Entries taken from a collection:
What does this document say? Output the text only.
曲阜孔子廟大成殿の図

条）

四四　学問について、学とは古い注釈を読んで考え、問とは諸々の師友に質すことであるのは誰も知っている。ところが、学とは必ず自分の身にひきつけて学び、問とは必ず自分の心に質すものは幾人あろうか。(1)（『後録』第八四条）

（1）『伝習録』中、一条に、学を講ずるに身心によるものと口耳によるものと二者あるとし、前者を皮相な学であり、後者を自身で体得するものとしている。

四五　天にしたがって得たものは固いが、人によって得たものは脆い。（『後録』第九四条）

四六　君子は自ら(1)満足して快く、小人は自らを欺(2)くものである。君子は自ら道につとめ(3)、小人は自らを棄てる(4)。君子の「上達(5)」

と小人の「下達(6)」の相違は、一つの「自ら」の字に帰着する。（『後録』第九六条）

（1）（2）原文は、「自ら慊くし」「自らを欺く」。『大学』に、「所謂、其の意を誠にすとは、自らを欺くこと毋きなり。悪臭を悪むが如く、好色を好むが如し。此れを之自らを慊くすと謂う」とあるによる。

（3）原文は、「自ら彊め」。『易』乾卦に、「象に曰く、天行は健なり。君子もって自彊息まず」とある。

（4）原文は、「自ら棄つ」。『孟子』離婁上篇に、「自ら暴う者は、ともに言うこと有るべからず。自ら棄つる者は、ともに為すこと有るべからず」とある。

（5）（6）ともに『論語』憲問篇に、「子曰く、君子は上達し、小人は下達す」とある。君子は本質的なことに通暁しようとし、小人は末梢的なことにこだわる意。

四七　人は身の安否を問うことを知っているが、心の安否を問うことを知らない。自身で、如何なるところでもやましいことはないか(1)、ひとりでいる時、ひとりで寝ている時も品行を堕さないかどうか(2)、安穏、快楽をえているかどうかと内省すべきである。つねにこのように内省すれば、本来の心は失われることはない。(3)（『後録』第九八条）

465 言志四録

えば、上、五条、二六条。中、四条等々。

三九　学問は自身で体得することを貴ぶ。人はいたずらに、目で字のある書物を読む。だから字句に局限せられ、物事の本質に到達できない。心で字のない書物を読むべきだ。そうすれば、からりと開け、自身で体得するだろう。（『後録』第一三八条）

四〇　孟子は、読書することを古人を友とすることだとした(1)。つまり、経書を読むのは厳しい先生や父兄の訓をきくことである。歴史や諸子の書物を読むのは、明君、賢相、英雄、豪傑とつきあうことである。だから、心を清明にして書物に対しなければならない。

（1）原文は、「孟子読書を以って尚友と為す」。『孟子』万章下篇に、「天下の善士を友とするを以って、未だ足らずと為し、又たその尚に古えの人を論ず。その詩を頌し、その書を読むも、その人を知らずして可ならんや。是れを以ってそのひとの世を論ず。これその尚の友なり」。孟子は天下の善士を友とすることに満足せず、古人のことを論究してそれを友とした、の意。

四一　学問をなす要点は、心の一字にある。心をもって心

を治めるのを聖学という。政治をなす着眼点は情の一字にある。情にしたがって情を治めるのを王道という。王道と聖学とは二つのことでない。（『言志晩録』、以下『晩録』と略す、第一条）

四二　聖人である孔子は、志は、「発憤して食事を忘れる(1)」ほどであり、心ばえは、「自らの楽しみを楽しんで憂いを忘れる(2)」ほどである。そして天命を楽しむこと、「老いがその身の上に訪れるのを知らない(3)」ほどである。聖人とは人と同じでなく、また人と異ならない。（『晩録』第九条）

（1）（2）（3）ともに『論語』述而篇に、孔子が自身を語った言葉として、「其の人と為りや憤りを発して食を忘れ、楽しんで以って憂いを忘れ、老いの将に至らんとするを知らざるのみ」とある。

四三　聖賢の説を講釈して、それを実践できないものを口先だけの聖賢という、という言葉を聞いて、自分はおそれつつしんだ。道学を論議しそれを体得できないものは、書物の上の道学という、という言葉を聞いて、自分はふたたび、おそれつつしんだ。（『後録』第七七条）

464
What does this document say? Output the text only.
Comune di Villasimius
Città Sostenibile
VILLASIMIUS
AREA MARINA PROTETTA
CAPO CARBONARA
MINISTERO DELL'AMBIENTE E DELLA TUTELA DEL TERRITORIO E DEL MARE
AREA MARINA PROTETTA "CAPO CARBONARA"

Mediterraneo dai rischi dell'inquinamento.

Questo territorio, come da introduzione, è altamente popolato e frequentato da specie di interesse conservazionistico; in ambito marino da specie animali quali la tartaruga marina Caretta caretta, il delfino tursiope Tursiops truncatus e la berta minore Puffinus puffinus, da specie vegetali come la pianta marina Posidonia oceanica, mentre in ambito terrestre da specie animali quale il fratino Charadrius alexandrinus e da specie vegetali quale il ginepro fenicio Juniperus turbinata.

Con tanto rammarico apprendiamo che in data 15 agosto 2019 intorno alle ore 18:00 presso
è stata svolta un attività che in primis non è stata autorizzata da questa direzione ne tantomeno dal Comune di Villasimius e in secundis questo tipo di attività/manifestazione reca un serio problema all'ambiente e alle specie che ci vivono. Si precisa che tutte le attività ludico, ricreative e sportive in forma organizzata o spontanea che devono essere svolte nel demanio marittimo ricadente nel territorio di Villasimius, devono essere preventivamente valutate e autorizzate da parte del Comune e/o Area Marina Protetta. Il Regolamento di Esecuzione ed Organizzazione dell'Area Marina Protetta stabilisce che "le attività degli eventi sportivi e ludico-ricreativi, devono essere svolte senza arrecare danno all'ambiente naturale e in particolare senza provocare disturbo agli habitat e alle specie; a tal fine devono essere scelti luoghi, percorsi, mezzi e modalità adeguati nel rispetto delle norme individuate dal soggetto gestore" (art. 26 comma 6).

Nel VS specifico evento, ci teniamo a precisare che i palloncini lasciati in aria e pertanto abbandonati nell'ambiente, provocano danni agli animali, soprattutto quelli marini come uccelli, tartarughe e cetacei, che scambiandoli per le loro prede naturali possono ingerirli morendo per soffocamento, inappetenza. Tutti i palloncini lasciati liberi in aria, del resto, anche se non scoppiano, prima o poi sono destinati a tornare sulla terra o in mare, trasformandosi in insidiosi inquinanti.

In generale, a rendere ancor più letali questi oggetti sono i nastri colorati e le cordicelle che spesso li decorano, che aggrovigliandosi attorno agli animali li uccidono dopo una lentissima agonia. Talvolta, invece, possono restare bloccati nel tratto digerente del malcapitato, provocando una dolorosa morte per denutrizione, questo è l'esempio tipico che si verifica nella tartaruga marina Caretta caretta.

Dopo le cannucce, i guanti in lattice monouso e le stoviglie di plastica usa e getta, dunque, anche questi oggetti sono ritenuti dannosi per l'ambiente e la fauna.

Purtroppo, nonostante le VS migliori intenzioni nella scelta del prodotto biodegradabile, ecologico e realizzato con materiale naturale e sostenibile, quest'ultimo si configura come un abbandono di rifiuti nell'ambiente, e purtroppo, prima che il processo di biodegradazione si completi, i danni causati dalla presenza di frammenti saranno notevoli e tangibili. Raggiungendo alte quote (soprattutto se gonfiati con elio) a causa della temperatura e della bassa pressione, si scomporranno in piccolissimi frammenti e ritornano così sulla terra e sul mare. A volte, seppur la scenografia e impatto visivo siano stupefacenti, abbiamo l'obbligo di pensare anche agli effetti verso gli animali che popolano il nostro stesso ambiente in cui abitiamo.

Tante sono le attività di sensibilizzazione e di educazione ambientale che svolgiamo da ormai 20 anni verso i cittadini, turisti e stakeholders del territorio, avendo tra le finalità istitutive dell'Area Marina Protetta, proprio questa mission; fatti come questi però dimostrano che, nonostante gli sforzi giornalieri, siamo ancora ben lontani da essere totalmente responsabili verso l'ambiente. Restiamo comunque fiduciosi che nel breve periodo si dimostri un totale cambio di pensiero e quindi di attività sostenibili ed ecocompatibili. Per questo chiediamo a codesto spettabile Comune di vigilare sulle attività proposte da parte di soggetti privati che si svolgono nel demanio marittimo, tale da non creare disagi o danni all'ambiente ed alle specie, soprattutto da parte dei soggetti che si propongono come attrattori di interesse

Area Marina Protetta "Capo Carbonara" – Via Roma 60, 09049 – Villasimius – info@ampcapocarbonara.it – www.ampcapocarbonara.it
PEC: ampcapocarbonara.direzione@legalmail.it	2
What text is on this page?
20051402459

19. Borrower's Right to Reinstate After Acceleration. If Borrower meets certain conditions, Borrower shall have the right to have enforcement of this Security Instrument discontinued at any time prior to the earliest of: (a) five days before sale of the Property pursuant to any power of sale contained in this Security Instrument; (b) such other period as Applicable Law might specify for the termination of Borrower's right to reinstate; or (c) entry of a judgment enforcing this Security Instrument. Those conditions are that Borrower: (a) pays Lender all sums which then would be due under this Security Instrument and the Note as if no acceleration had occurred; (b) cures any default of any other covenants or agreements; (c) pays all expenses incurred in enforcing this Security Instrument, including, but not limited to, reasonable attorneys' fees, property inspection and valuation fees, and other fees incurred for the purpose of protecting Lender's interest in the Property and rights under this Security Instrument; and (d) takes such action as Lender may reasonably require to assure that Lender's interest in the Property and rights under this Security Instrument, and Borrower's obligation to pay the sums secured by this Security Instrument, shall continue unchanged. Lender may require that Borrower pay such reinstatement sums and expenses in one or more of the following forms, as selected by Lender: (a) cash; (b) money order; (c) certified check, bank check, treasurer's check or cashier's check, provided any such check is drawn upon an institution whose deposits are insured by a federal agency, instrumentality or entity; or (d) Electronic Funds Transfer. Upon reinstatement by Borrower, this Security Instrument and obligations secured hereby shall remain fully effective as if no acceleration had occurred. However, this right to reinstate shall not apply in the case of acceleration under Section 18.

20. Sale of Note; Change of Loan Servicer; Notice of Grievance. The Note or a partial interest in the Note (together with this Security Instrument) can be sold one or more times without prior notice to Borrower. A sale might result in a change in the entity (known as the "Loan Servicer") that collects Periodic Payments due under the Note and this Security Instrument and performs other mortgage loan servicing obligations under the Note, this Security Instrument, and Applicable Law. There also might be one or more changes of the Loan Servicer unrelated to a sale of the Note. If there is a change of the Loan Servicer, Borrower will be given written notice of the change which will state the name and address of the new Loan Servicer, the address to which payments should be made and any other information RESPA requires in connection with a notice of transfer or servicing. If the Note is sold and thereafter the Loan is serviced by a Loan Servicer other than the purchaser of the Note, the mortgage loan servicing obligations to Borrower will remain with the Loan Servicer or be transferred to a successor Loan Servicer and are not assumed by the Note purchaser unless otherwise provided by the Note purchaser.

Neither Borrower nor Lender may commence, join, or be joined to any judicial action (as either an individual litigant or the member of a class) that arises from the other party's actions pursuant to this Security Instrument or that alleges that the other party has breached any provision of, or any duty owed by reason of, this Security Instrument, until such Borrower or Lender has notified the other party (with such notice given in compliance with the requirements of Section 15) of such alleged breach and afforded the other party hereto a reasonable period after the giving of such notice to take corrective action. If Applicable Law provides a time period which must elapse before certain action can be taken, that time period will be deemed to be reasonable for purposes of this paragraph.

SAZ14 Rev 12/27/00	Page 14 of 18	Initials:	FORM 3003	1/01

● **TASK DESCRIPTION**: Copy each line of the listing that contains the string "nella".

● **THE ANSWER**:
In generale, a rendere ancor più letali questi oggetti sono i nastri colorati e le cordicelle che spesso li decorano, che aggrovigliandosi attorno agli animali li uccidono dopo una lentissima agonia. Talvolta, invece, possono restare bloccati nel tratto digerente del malcapitato, provocando una dolorosa morte per denutrizione, questo è l'esempio tipico che si verifica nella tartaruga marina Caretta caretta.
Purtroppo, nonostante le VS migliori intenzioni nella scelta del prodotto biodegradabile, ecologico e realizzato con materiale naturale e sostenibile, quest'ultimo si configura come un abbandono di rifiuti nell'ambiente, e purtroppo, prima che il processo di biodegradazione si completi, i danni causati dalla presenza di frammenti saranno notevoli e tangibili. Raggiungendo alte quote (soprattutto se gonfiati con elio) a causa della temperatura e della bassa pressione, si scomporranno in piccolissimi frammenti e ritornano così sulla terra e sul mare. A volte, seppur la scenografia e impatto visivo siano stupefacenti, abbiamo l'obbligo di pensare anche agli effetti verso gli animali che popolano il nostro stesso ambiente in cui abitiamo.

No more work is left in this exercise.